=== Requirements ===
Search the data for the word "name". Reproduce every line where it is found.

[BEGIN Data rows]

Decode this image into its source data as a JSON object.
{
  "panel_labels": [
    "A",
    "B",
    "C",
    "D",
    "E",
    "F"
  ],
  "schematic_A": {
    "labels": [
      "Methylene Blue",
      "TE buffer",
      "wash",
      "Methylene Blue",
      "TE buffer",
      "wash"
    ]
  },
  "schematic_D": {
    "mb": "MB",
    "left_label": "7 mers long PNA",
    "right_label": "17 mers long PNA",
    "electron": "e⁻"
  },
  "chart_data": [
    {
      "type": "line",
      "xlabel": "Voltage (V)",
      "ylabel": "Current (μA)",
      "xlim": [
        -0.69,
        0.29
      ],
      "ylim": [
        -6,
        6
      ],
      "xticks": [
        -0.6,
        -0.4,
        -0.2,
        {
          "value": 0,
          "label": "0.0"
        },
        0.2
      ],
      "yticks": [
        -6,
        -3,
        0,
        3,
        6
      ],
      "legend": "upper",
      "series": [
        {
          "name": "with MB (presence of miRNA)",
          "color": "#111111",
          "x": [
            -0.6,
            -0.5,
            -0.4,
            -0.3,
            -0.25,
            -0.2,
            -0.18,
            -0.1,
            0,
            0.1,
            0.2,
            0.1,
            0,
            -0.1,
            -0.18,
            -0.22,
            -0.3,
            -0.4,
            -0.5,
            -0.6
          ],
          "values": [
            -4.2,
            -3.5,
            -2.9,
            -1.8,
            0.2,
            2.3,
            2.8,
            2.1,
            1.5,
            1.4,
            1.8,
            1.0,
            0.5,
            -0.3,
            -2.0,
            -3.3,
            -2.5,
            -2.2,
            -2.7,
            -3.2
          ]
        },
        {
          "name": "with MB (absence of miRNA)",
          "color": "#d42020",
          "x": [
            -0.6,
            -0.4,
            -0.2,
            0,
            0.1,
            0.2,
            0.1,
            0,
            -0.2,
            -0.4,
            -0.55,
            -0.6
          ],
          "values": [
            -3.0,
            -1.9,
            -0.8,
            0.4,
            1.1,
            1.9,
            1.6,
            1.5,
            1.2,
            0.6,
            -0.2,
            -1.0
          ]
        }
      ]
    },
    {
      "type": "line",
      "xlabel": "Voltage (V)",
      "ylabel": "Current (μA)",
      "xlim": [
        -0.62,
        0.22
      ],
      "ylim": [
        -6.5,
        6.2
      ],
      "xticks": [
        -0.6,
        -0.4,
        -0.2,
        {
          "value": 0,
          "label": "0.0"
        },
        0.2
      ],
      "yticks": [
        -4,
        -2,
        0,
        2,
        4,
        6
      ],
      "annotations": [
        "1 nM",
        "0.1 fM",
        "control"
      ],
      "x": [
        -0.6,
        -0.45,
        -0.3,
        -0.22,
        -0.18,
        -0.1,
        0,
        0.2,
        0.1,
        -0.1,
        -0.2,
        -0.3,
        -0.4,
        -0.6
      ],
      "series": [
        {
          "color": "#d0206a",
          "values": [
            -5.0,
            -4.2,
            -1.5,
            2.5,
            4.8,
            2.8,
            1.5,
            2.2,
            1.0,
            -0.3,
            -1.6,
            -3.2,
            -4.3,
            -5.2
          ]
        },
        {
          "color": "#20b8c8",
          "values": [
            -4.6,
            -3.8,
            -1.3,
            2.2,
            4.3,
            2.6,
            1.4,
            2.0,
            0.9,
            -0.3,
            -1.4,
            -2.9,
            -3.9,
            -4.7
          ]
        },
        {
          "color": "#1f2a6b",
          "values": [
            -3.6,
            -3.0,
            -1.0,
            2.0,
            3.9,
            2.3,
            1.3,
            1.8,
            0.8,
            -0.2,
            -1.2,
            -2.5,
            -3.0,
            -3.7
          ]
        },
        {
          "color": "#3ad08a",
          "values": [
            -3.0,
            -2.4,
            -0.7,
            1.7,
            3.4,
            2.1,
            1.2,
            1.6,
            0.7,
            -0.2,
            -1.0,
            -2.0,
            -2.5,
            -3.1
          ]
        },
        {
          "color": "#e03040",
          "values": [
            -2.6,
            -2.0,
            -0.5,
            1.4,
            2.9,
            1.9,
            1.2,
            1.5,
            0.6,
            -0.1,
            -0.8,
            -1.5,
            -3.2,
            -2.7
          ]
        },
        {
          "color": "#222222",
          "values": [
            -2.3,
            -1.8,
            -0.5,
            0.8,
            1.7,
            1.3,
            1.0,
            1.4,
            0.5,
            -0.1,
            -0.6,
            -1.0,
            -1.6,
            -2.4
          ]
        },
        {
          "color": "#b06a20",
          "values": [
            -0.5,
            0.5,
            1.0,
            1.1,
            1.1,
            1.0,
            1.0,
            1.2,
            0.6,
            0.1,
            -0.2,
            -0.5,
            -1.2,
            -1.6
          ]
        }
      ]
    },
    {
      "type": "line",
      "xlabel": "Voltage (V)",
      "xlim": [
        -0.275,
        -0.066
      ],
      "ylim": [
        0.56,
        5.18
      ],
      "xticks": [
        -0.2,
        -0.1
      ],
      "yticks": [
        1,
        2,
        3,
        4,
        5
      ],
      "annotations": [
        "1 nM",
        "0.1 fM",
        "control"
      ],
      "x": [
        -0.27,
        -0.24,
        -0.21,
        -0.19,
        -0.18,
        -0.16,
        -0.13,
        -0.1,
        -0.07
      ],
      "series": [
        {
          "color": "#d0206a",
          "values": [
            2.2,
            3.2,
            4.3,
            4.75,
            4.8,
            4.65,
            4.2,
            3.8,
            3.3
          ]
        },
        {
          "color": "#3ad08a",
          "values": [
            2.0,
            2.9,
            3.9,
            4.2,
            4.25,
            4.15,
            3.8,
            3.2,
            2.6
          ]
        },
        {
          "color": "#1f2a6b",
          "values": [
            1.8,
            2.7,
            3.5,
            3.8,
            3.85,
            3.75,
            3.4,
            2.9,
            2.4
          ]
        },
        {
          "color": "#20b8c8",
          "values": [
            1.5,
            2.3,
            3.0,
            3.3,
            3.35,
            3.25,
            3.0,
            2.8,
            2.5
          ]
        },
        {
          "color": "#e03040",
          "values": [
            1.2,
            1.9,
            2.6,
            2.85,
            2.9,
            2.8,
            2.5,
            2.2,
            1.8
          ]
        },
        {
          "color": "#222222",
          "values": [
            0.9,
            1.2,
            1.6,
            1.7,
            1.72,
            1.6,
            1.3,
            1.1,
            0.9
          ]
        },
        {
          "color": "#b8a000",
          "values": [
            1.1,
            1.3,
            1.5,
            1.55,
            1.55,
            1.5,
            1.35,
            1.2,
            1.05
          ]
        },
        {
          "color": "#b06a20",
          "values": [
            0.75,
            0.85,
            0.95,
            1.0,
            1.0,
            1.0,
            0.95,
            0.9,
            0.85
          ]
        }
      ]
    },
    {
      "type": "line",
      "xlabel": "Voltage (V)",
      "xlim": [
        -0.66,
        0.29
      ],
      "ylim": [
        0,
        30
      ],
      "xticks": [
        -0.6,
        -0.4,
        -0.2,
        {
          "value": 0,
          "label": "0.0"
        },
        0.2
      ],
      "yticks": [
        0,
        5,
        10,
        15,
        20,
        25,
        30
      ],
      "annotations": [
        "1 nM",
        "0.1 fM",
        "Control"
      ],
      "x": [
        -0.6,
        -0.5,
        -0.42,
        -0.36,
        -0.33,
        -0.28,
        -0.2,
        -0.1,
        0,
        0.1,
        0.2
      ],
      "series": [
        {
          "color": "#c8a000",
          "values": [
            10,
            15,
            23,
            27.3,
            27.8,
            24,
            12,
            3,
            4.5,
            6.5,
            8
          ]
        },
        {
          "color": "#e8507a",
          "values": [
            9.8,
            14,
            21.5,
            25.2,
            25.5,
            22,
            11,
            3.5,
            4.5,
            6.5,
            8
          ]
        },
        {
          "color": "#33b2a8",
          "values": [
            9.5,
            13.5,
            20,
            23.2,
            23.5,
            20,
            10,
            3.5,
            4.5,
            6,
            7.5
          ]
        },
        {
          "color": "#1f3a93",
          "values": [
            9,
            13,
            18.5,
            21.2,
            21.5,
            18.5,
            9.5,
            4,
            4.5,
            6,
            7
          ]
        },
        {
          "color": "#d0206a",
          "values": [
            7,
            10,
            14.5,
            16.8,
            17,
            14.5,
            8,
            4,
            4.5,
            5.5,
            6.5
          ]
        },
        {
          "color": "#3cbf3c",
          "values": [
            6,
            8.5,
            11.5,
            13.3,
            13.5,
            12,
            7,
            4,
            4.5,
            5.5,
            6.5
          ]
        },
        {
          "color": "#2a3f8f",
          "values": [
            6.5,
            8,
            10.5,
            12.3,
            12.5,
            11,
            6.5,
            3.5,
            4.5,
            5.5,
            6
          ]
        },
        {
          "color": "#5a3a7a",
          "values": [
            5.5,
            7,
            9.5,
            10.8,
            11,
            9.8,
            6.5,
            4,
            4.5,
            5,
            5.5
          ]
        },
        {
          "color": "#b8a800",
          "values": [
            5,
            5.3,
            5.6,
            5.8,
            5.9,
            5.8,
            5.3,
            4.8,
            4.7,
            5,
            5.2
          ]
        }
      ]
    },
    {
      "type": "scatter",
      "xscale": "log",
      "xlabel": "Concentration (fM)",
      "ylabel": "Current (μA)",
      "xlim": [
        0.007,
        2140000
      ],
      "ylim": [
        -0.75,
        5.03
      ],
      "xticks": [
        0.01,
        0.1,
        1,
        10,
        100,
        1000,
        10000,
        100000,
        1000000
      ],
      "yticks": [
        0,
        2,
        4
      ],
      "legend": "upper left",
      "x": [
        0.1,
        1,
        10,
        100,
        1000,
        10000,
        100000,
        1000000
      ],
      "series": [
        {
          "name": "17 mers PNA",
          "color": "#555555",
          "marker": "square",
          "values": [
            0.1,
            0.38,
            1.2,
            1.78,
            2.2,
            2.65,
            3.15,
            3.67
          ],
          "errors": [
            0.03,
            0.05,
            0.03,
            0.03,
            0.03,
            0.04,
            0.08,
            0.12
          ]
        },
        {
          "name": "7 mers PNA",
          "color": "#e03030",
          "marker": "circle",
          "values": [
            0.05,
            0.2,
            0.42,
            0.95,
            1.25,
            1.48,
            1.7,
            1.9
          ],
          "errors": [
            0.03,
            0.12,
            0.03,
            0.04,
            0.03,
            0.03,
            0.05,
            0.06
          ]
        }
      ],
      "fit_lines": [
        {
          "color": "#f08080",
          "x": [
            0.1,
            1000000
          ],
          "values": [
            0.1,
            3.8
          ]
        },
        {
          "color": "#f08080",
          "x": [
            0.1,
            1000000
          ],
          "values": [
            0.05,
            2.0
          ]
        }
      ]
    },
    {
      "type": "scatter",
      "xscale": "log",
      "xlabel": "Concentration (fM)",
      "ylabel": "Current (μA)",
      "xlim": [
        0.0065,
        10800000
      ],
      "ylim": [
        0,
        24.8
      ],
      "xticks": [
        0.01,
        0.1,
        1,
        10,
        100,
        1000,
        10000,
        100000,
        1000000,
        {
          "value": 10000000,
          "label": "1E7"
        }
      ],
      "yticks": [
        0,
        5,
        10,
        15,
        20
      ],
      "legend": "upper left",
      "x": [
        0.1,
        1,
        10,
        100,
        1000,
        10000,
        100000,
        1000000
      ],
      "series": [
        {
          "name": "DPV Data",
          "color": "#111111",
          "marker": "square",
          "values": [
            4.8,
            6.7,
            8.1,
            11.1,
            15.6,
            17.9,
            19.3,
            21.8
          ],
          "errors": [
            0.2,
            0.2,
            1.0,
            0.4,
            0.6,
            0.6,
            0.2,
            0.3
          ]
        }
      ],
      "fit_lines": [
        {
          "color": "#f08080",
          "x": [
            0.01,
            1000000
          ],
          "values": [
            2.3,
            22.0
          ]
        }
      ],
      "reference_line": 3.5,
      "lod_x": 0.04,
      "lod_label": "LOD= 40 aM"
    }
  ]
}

[END Data rows]

=== Exercise output ===
          "name": "with MB (presence of miRNA)",
          "name": "with MB (absence of miRNA)",
          "name": "17 mers PNA",
          "name": "7 mers PNA",
          "name": "DPV Data",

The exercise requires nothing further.